* **SET PROBLEM**
Make an exact copy of the records, dropping all pictures.

--

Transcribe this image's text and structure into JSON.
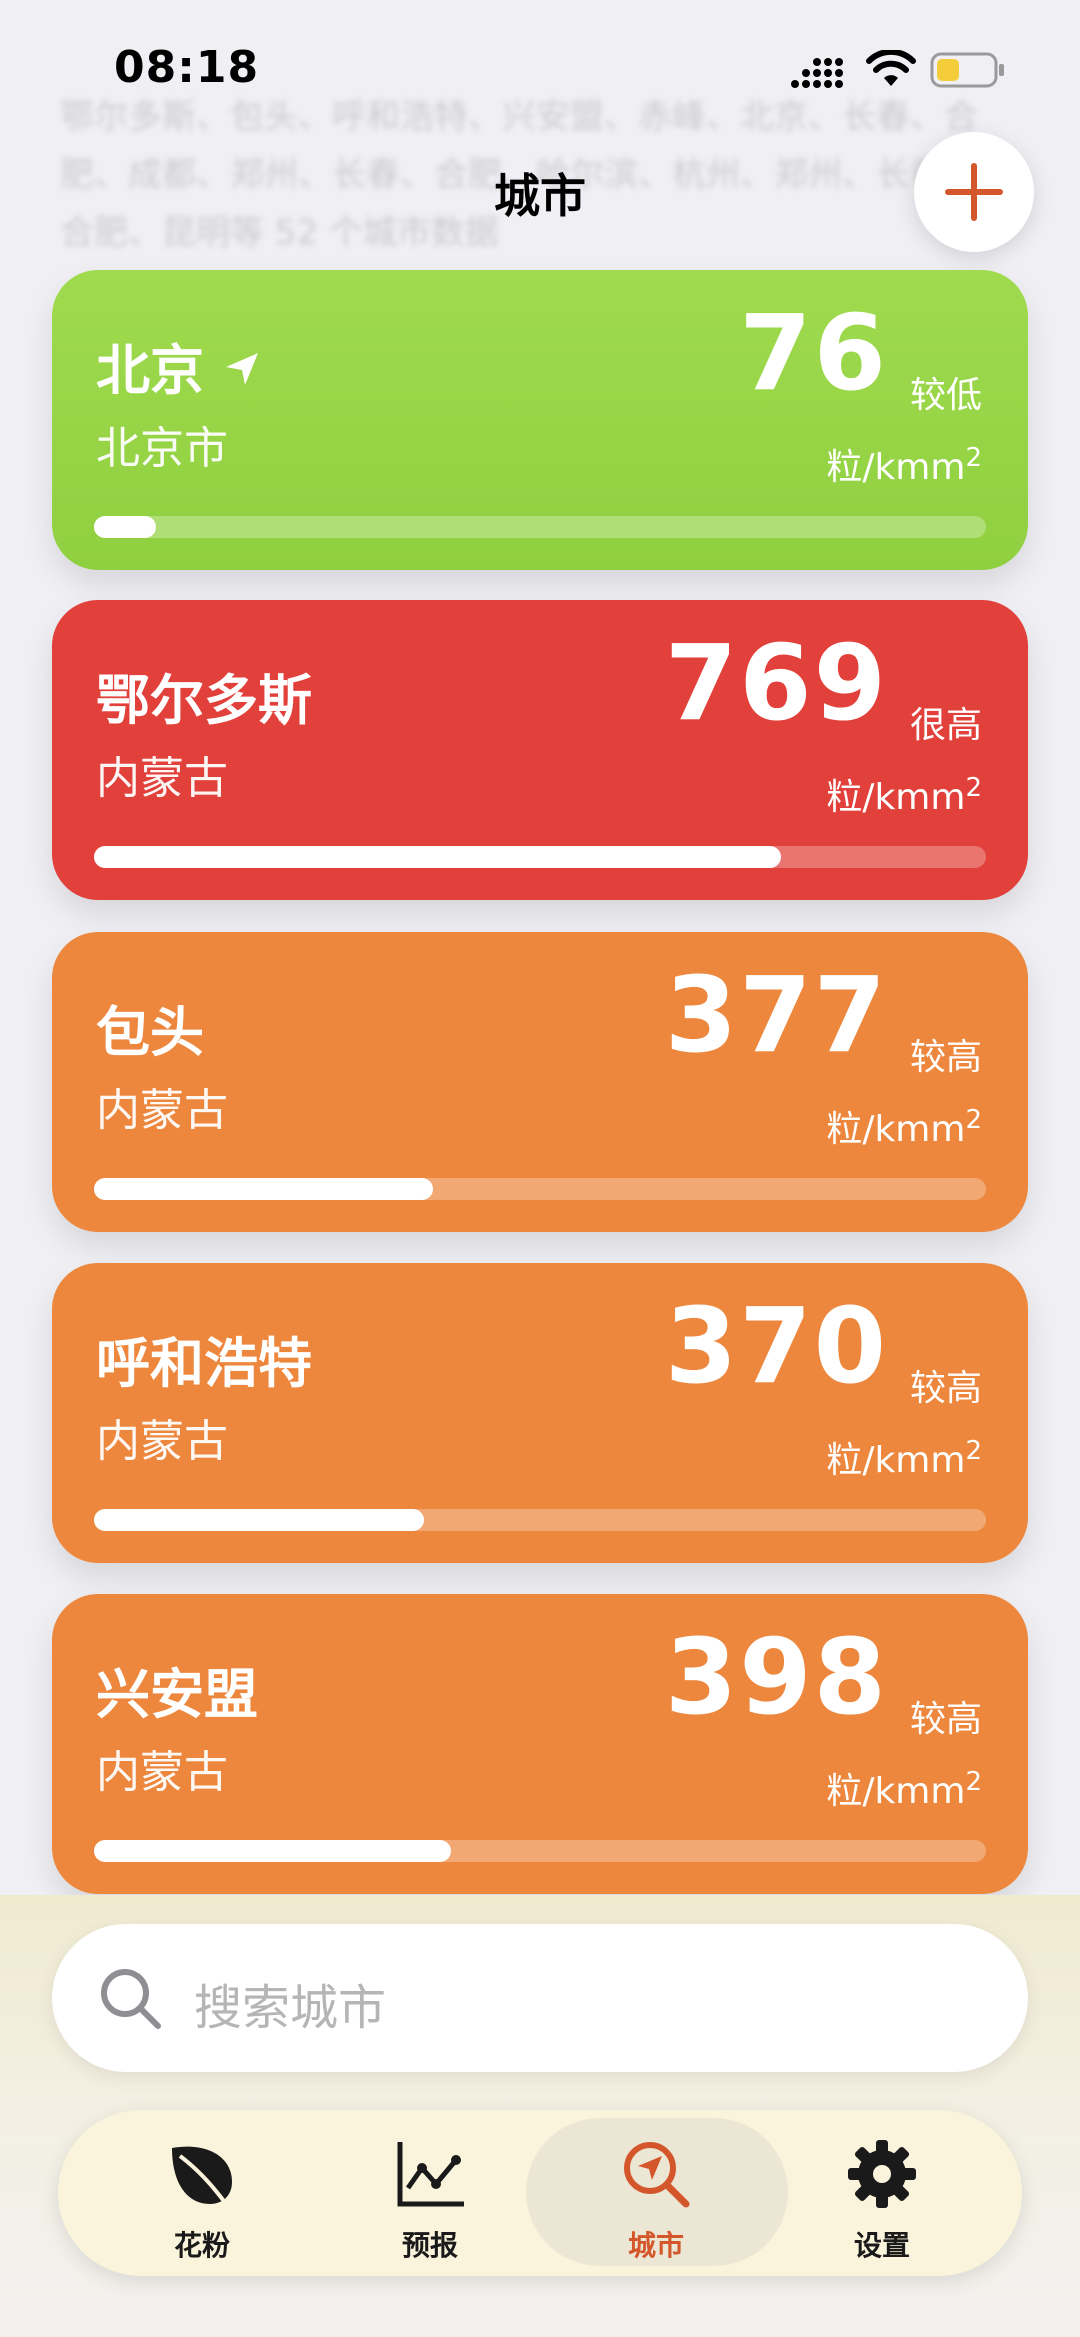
{
  "status_bar": {
    "time": "08:18"
  },
  "header": {
    "title": "城市",
    "background_text": "鄂尔多斯、包头、呼和浩特、兴安盟、赤峰、北京、长春、合肥、成都、郑州、长春、合肥、哈尔滨、杭州、郑州、长春、合肥、昆明等 52 个城市数据"
  },
  "cities": [
    {
      "name": "北京",
      "region": "北京市",
      "value": "76",
      "level": "较低",
      "unit": "粒/kmm",
      "unit_sup": "2",
      "color": "#9bd447",
      "located": true,
      "fill": 0.07
    },
    {
      "name": "鄂尔多斯",
      "region": "内蒙古",
      "value": "769",
      "level": "很高",
      "unit": "粒/kmm",
      "unit_sup": "2",
      "color": "#e2403a",
      "located": false,
      "fill": 0.77
    },
    {
      "name": "包头",
      "region": "内蒙古",
      "value": "377",
      "level": "较高",
      "unit": "粒/kmm",
      "unit_sup": "2",
      "color": "#ed873d",
      "located": false,
      "fill": 0.38
    },
    {
      "name": "呼和浩特",
      "region": "内蒙古",
      "value": "370",
      "level": "较高",
      "unit": "粒/kmm",
      "unit_sup": "2",
      "color": "#ed873d",
      "located": false,
      "fill": 0.37
    },
    {
      "name": "兴安盟",
      "region": "内蒙古",
      "value": "398",
      "level": "较高",
      "unit": "粒/kmm",
      "unit_sup": "2",
      "color": "#ed873d",
      "located": false,
      "fill": 0.4
    }
  ],
  "search": {
    "placeholder": "搜索城市"
  },
  "tabs": [
    {
      "label": "花粉",
      "icon": "leaf-icon"
    },
    {
      "label": "预报",
      "icon": "chart-line-icon"
    },
    {
      "label": "城市",
      "icon": "location-search-icon",
      "active": true
    },
    {
      "label": "设置",
      "icon": "gear-icon"
    }
  ],
  "colors": {
    "accent": "#d4572b",
    "green": "#9bd447",
    "red": "#e2403a",
    "orange": "#ed873d"
  }
}
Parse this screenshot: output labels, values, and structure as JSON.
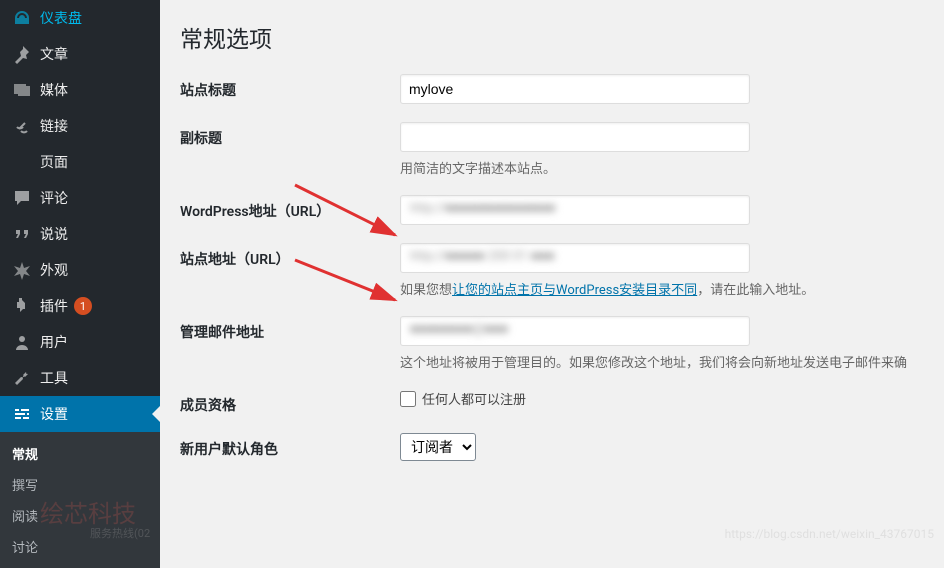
{
  "sidebar": {
    "items": [
      {
        "label": "仪表盘",
        "icon": "dashboard"
      },
      {
        "label": "文章",
        "icon": "pin"
      },
      {
        "label": "媒体",
        "icon": "media"
      },
      {
        "label": "链接",
        "icon": "link"
      },
      {
        "label": "页面",
        "icon": "page"
      },
      {
        "label": "评论",
        "icon": "comment"
      },
      {
        "label": "说说",
        "icon": "quote"
      },
      {
        "label": "外观",
        "icon": "appearance"
      },
      {
        "label": "插件",
        "icon": "plugin",
        "badge": "1"
      },
      {
        "label": "用户",
        "icon": "user"
      },
      {
        "label": "工具",
        "icon": "tool"
      },
      {
        "label": "设置",
        "icon": "settings",
        "current": true
      }
    ],
    "submenu": [
      {
        "label": "常规",
        "active": true
      },
      {
        "label": "撰写"
      },
      {
        "label": "阅读"
      },
      {
        "label": "讨论"
      }
    ]
  },
  "main": {
    "title": "常规选项",
    "fields": {
      "site_title": {
        "label": "站点标题",
        "value": "mylove"
      },
      "tagline": {
        "label": "副标题",
        "value": "",
        "description": "用简洁的文字描述本站点。"
      },
      "wp_url": {
        "label": "WordPress地址（URL）",
        "value": ""
      },
      "site_url": {
        "label": "站点地址（URL）",
        "value": "",
        "description_pre": "如果您想",
        "description_link": "让您的站点主页与WordPress安装目录不同",
        "description_post": "，请在此输入地址。"
      },
      "admin_email": {
        "label": "管理邮件地址",
        "value": "",
        "description": "这个地址将被用于管理目的。如果您修改这个地址，我们将会向新地址发送电子邮件来确"
      },
      "membership": {
        "label": "成员资格",
        "checkbox_label": "任何人都可以注册"
      },
      "default_role": {
        "label": "新用户默认角色",
        "selected": "订阅者"
      }
    }
  },
  "watermark": {
    "brand": "绘芯科技",
    "sub": "服务热线(02",
    "url": "https://blog.csdn.net/weixin_43767015"
  }
}
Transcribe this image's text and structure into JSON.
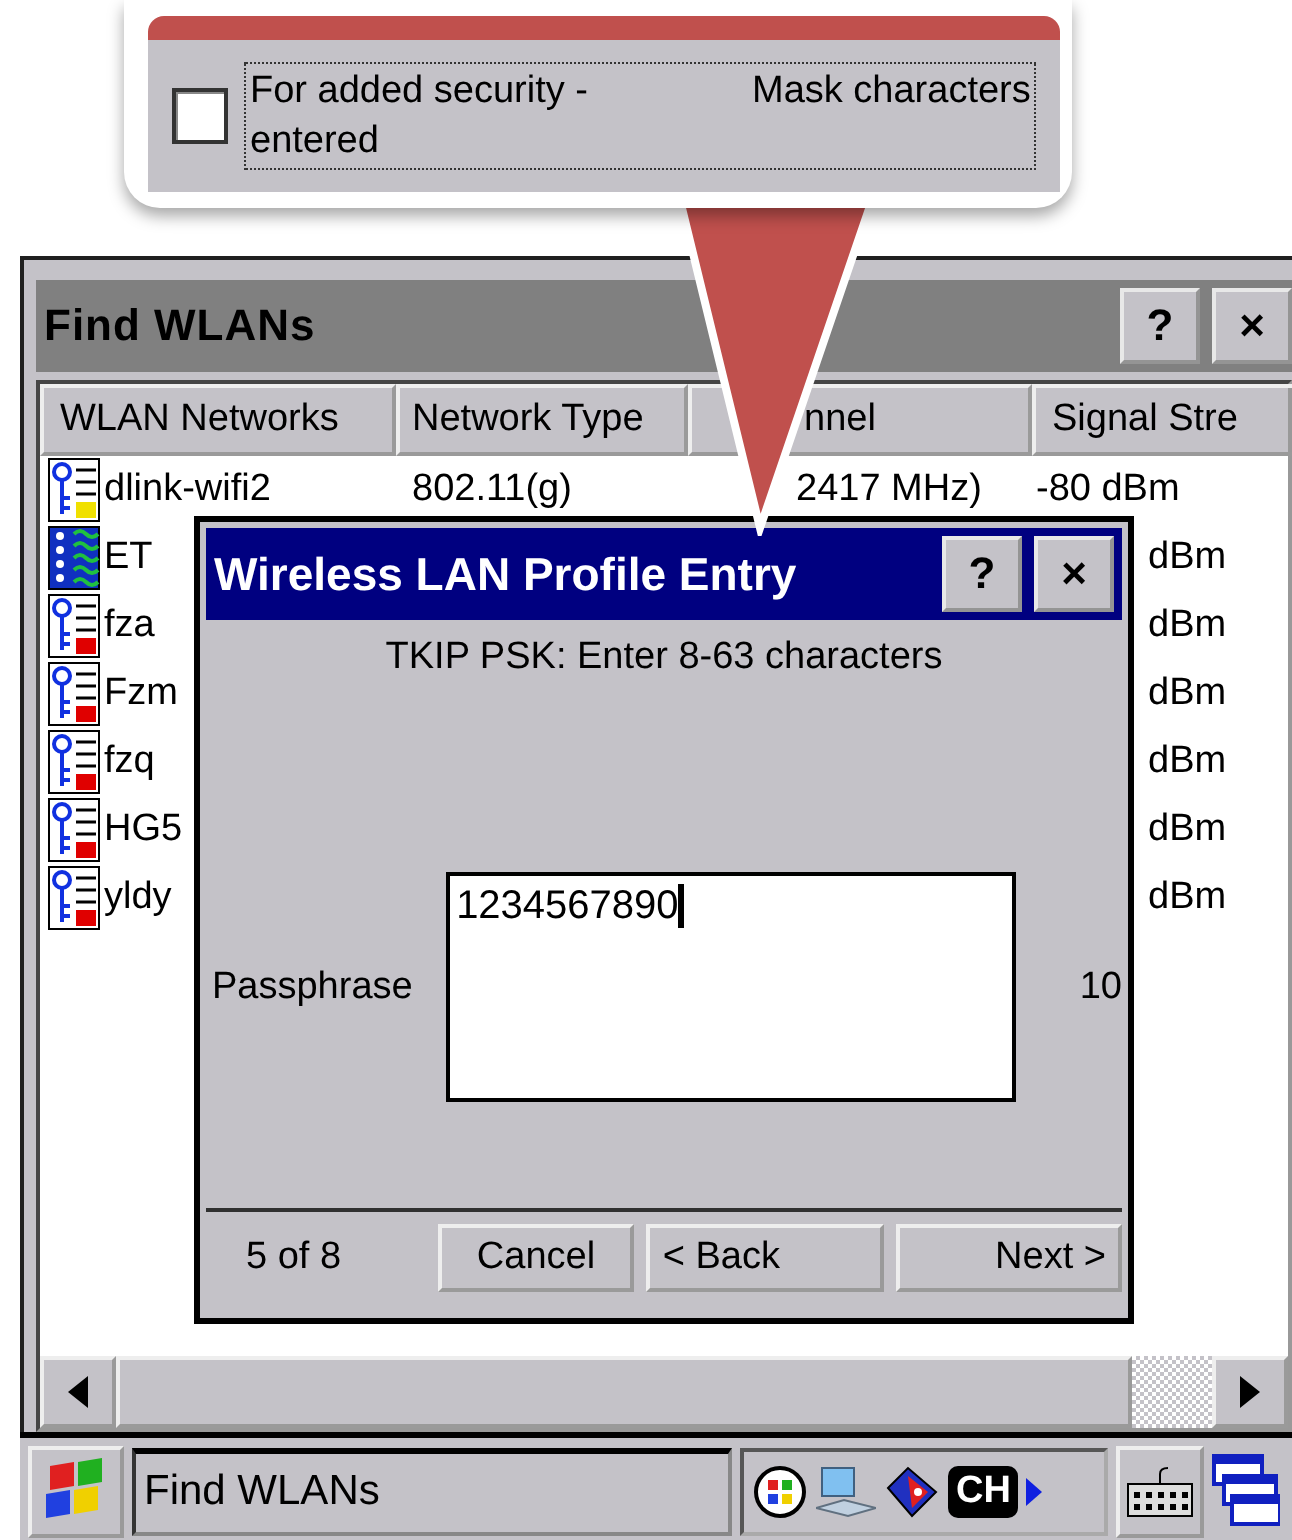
{
  "callout": {
    "checkbox": {
      "label": "For added security - entered",
      "checked": false,
      "focused": true
    },
    "extra_text": "Mask characters"
  },
  "window": {
    "title": "Find WLANs",
    "buttons": [
      "?",
      "×"
    ]
  },
  "columns": [
    "WLAN Networks",
    "Network Type",
    "nnel",
    "Signal Stre"
  ],
  "rows": [
    {
      "kind": "secured",
      "color": "#f0e000",
      "name": "dlink-wifi2",
      "type": "802.11(g)",
      "channel": "2417 MHz)",
      "signal": "-80 dBm"
    },
    {
      "kind": "adhoc",
      "name": "ET",
      "signal": "dBm"
    },
    {
      "kind": "secured",
      "color": "#e00000",
      "name": "fza",
      "signal": "dBm"
    },
    {
      "kind": "secured",
      "color": "#e00000",
      "name": "Fzm",
      "signal": "dBm"
    },
    {
      "kind": "secured",
      "color": "#e00000",
      "name": "fzq",
      "signal": "dBm"
    },
    {
      "kind": "secured",
      "color": "#e00000",
      "name": "HG5",
      "signal": "dBm"
    },
    {
      "kind": "secured",
      "color": "#e00000",
      "name": "yldy",
      "signal": "dBm"
    }
  ],
  "dialog": {
    "title": "Wireless LAN Profile Entry",
    "buttons": [
      "?",
      "×"
    ],
    "prompt": "TKIP PSK: Enter 8-63 characters",
    "field_label": "Passphrase",
    "value": "1234567890",
    "count": "10",
    "step": "5 of 8",
    "actions": [
      "Cancel",
      "< Back",
      "Next >"
    ]
  },
  "taskbar": {
    "task": "Find WLANs",
    "input_indicator": "CH"
  }
}
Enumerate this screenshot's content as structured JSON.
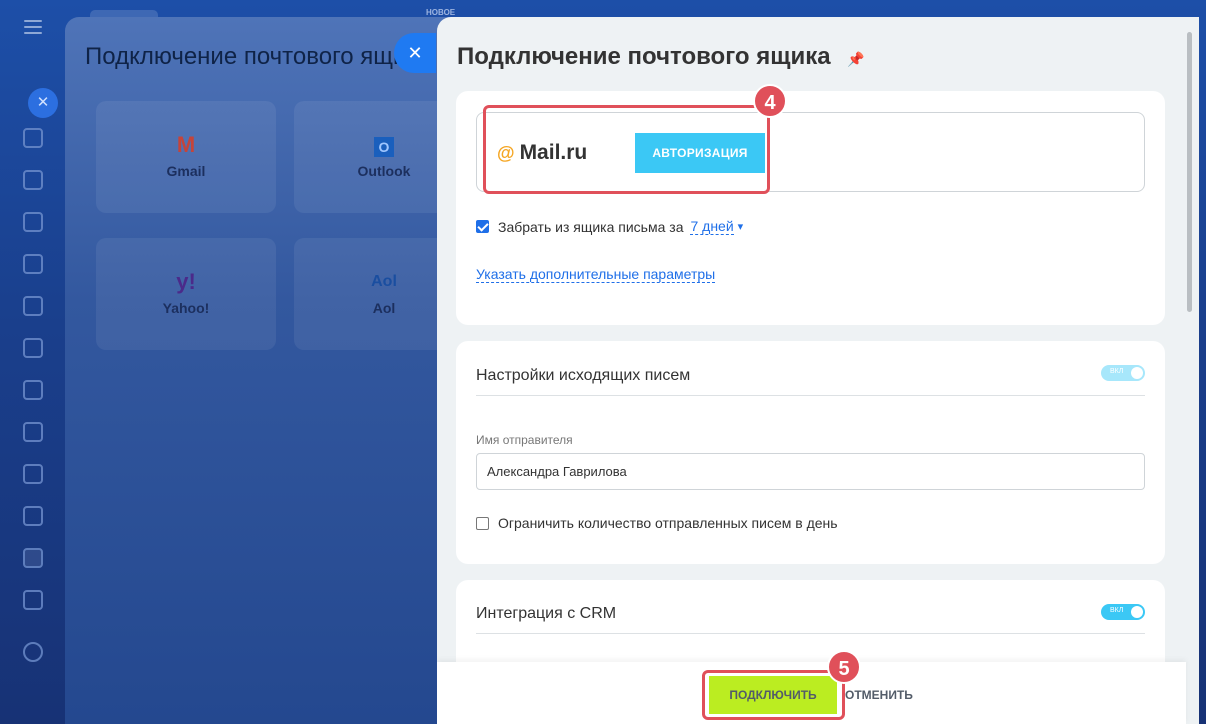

--

* **TASK RESULT**
Transcribe this image's text and structure into JSON.
{
  "status_bar": {
    "time": "08:18"
  },
  "header": {
    "title": "城市",
    "background_text": "鄂尔多斯、包头、呼和浩特、兴安盟、赤峰、北京、长春、合肥、成都、郑州、长春、合肥、哈尔滨、杭州、郑州、长春、合肥、昆明等 52 个城市数据"
  },
  "cities": [
    {
      "name": "北京",
      "region": "北京市",
      "value": "76",
      "level": "较低",
      "unit": "粒/kmm",
      "unit_sup": "2",
      "color": "#9bd447",
      "located": true,
      "fill": 0.07
    },
    {
      "name": "鄂尔多斯",
      "region": "内蒙古",
      "value": "769",
      "level": "很高",
      "unit": "粒/kmm",
      "unit_sup": "2",
      "color": "#e2403a",
      "located": false,
      "fill": 0.77
    },
    {
      "name": "包头",
      "region": "内蒙古",
      "value": "377",
      "level": "较高",
      "unit": "粒/kmm",
      "unit_sup": "2",
      "color": "#ed873d",
      "located": false,
      "fill": 0.38
    },
    {
      "name": "呼和浩特",
      "region": "内蒙古",
      "value": "370",
      "level": "较高",
      "unit": "粒/kmm",
      "unit_sup": "2",
      "color": "#ed873d",
      "located": false,
      "fill": 0.37
    },
    {
      "name": "兴安盟",
      "region": "内蒙古",
      "value": "398",
      "level": "较高",
      "unit": "粒/kmm",
      "unit_sup": "2",
      "color": "#ed873d",
      "located": false,
      "fill": 0.4
    }
  ],
  "search": {
    "placeholder": "搜索城市"
  },
  "tabs": [
    {
      "label": "花粉",
      "icon": "leaf-icon"
    },
    {
      "label": "预报",
      "icon": "chart-line-icon"
    },
    {
      "label": "城市",
      "icon": "location-search-icon",
      "active": true
    },
    {
      "label": "设置",
      "icon": "gear-icon"
    }
  ],
  "colors": {
    "accent": "#d4572b",
    "green": "#9bd447",
    "red": "#e2403a",
    "orange": "#ed873d"
  }
}
Parse this screenshot: output labels, values, and structure as JSON.
{
  "sidebar": {
    "items": [
      {
        "label": "仪表盘",
        "icon": "dashboard"
      },
      {
        "label": "文章",
        "icon": "pin"
      },
      {
        "label": "媒体",
        "icon": "media"
      },
      {
        "label": "链接",
        "icon": "link"
      },
      {
        "label": "页面",
        "icon": "page"
      },
      {
        "label": "评论",
        "icon": "comment"
      },
      {
        "label": "说说",
        "icon": "quote"
      },
      {
        "label": "外观",
        "icon": "appearance"
      },
      {
        "label": "插件",
        "icon": "plugin",
        "badge": "1"
      },
      {
        "label": "用户",
        "icon": "user"
      },
      {
        "label": "工具",
        "icon": "tool"
      },
      {
        "label": "设置",
        "icon": "settings",
        "current": true
      }
    ],
    "submenu": [
      {
        "label": "常规",
        "active": true
      },
      {
        "label": "撰写"
      },
      {
        "label": "阅读"
      },
      {
        "label": "讨论"
      }
    ]
  },
  "main": {
    "title": "常规选项",
    "fields": {
      "site_title": {
        "label": "站点标题",
        "value": "mylove"
      },
      "tagline": {
        "label": "副标题",
        "value": "",
        "description": "用简洁的文字描述本站点。"
      },
      "wp_url": {
        "label": "WordPress地址（URL）",
        "value": ""
      },
      "site_url": {
        "label": "站点地址（URL）",
        "value": "",
        "description_pre": "如果您想",
        "description_link": "让您的站点主页与WordPress安装目录不同",
        "description_post": "，请在此输入地址。"
      },
      "admin_email": {
        "label": "管理邮件地址",
        "value": "",
        "description": "这个地址将被用于管理目的。如果您修改这个地址，我们将会向新地址发送电子邮件来确"
      },
      "membership": {
        "label": "成员资格",
        "checkbox_label": "任何人都可以注册"
      },
      "default_role": {
        "label": "新用户默认角色",
        "selected": "订阅者"
      }
    }
  },
  "watermark": {
    "brand": "绘芯科技",
    "sub": "服务热线(02",
    "url": "https://blog.csdn.net/weixin_43767015"
  }
}
Transcribe this image's text and structure into JSON.
{
  "callout": {
    "checkbox": {
      "label": "For added security - entered",
      "checked": false,
      "focused": true
    },
    "extra_text": "Mask characters"
  },
  "window": {
    "title": "Find WLANs",
    "buttons": [
      "?",
      "×"
    ]
  },
  "columns": [
    "WLAN Networks",
    "Network Type",
    "nnel",
    "Signal Stre"
  ],
  "rows": [
    {
      "kind": "secured",
      "color": "#f0e000",
      "name": "dlink-wifi2",
      "type": "802.11(g)",
      "channel": "2417 MHz)",
      "signal": "-80 dBm"
    },
    {
      "kind": "adhoc",
      "name": "ET",
      "signal": "dBm"
    },
    {
      "kind": "secured",
      "color": "#e00000",
      "name": "fza",
      "signal": "dBm"
    },
    {
      "kind": "secured",
      "color": "#e00000",
      "name": "Fzm",
      "signal": "dBm"
    },
    {
      "kind": "secured",
      "color": "#e00000",
      "name": "fzq",
      "signal": "dBm"
    },
    {
      "kind": "secured",
      "color": "#e00000",
      "name": "HG5",
      "signal": "dBm"
    },
    {
      "kind": "secured",
      "color": "#e00000",
      "name": "yldy",
      "signal": "dBm"
    }
  ],
  "dialog": {
    "title": "Wireless LAN Profile Entry",
    "buttons": [
      "?",
      "×"
    ],
    "prompt": "TKIP PSK: Enter 8-63 characters",
    "field_label": "Passphrase",
    "value": "1234567890",
    "count": "10",
    "step": "5 of 8",
    "actions": [
      "Cancel",
      "< Back",
      "Next >"
    ]
  },
  "taskbar": {
    "task": "Find WLANs",
    "input_indicator": "CH"
  }
}
Enumerate this screenshot's content as structured JSON.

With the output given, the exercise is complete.